- AIM -
Could you rewrite the records from the beginning through the line containing "The main body 10c is at (525, 512).", substituting "outer component" for "external part" and leaving everything else unchanged? Omit the pictures.

▼

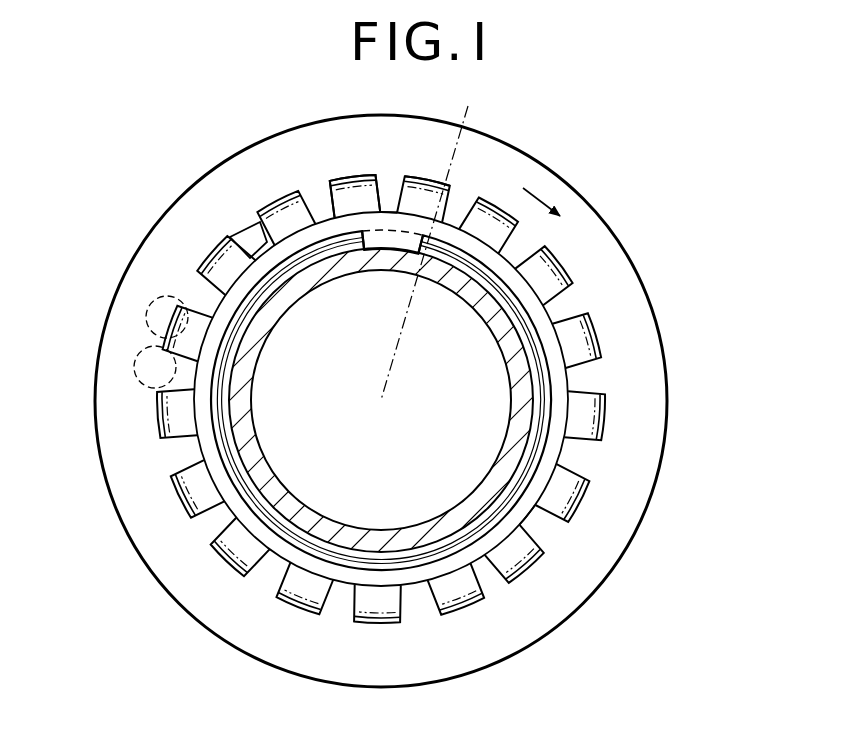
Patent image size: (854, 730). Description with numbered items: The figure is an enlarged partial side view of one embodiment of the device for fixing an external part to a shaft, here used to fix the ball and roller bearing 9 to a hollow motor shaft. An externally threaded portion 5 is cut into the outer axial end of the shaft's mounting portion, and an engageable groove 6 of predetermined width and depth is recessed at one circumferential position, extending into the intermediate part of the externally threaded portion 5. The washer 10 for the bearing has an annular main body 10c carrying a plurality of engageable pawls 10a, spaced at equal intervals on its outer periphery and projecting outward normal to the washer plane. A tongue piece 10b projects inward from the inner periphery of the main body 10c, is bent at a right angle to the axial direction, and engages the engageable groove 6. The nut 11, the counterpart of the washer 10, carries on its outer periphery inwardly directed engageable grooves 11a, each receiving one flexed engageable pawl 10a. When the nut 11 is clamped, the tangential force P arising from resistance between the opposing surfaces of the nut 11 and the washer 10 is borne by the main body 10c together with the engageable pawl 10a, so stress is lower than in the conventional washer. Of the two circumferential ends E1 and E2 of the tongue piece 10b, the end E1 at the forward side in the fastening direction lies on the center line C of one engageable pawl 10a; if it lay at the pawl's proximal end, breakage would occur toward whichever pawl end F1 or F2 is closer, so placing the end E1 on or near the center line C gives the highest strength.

The externally threaded portion 5 is at (288, 491).
The engageable groove 6 is at (392, 255).
The ball and roller bearing 9 is at (663, 457).
The washer for a bearing 10 is at (612, 348).
The engageable pawls 10a is at (270, 216).
The tongue piece 10b is at (373, 172).
The main body 10c is at (525, 512).
The nut 11 is at (242, 228).
The engageable grooves 11a is at (160, 413).
The center line C is at (439, 237).
The end E1 is at (416, 256).
The end E2 is at (366, 254).
The end F1 is at (455, 190).
The end F2 is at (400, 250).
The tangential force P is at (553, 219).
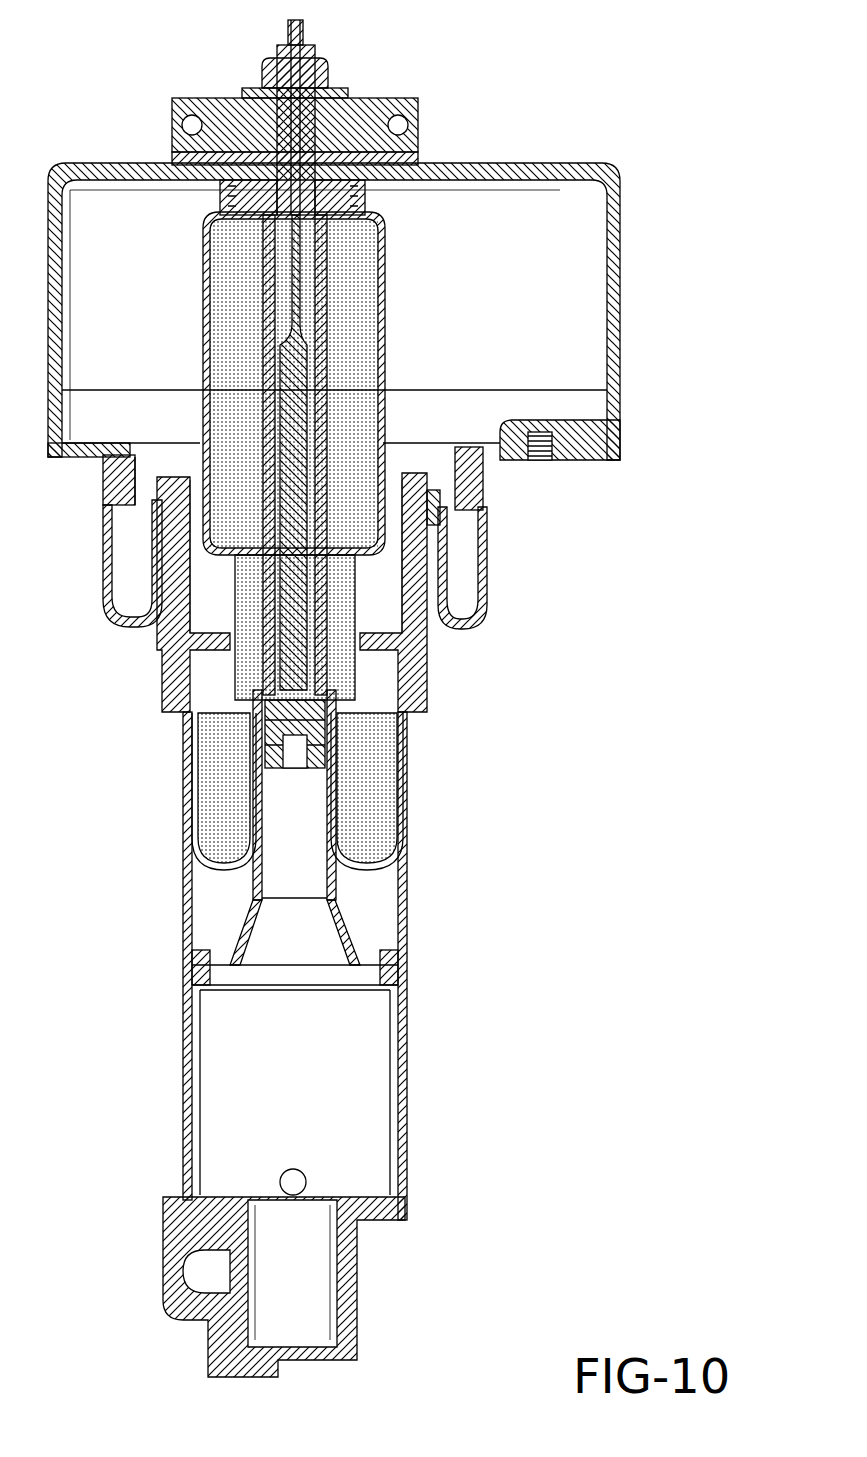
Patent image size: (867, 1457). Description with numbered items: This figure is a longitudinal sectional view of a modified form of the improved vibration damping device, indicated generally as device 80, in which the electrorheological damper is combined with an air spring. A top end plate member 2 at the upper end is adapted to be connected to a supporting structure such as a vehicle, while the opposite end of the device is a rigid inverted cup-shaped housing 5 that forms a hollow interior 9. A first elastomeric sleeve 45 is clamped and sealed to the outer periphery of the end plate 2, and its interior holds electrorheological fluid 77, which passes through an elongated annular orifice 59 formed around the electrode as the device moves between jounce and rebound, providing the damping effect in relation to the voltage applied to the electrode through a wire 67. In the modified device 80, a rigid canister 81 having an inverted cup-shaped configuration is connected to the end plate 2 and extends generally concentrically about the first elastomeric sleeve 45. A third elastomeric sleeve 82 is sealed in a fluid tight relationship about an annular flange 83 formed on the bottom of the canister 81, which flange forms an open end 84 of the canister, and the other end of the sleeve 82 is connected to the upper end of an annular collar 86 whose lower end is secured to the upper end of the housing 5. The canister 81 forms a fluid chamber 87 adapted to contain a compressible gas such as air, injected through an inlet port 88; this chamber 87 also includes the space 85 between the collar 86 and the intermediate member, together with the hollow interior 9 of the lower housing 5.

The top end plate member 2 is at (347, 193).
The inverted cup-shaped housing 5 is at (407, 918).
The hollow interior 9 is at (365, 1100).
The first elastomeric sleeve 45 is at (383, 303).
The elongated annular orifice 59 is at (313, 372).
The wire 67 is at (297, 22).
The electrorheological fluid 77 is at (353, 268).
The modified damping device 80 is at (417, 810).
The canister 81 is at (612, 290).
The third elastomeric sleeve 82 is at (483, 582).
The annular flange 83 is at (468, 497).
The open end 84 is at (447, 502).
The space 85 is at (415, 610).
The annular collar 86 is at (372, 603).
The fluid chamber 87 is at (560, 268).
The inlet port 88 is at (543, 462).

▲

- OUTPUT FOR THIS EXERCISE -
Patent image size: (854, 730). Description with numbered items: The figure is an enlarged partial side view of one embodiment of the device for fixing an outer component to a shaft, here used to fix the ball and roller bearing 9 to a hollow motor shaft. An externally threaded portion 5 is cut into the outer axial end of the shaft's mounting portion, and an engageable groove 6 of predetermined width and depth is recessed at one circumferential position, extending into the intermediate part of the externally threaded portion 5. The washer 10 for the bearing has an annular main body 10c carrying a plurality of engageable pawls 10a, spaced at equal intervals on its outer periphery and projecting outward normal to the washer plane. A tongue piece 10b projects inward from the inner periphery of the main body 10c, is bent at a right angle to the axial direction, and engages the engageable groove 6. The nut 11, the counterpart of the washer 10, carries on its outer periphery inwardly directed engageable grooves 11a, each receiving one flexed engageable pawl 10a. When the nut 11 is clamped, the tangential force P arising from resistance between the opposing surfaces of the nut 11 and the washer 10 is borne by the main body 10c together with the engageable pawl 10a, so stress is lower than in the conventional washer. Of the two circumferential ends E1 and E2 of the tongue piece 10b, the end E1 at the forward side in the fastening direction lies on the center line C of one engageable pawl 10a; if it lay at the pawl's proximal end, breakage would occur toward whichever pawl end F1 or F2 is closer, so placing the end E1 on or near the center line C gives the highest strength.

The externally threaded portion 5 is at (288, 491).
The engageable groove 6 is at (392, 255).
The ball and roller bearing 9 is at (663, 457).
The washer for a bearing 10 is at (612, 348).
The engageable pawls 10a is at (270, 216).
The tongue piece 10b is at (373, 172).
The main body 10c is at (525, 512).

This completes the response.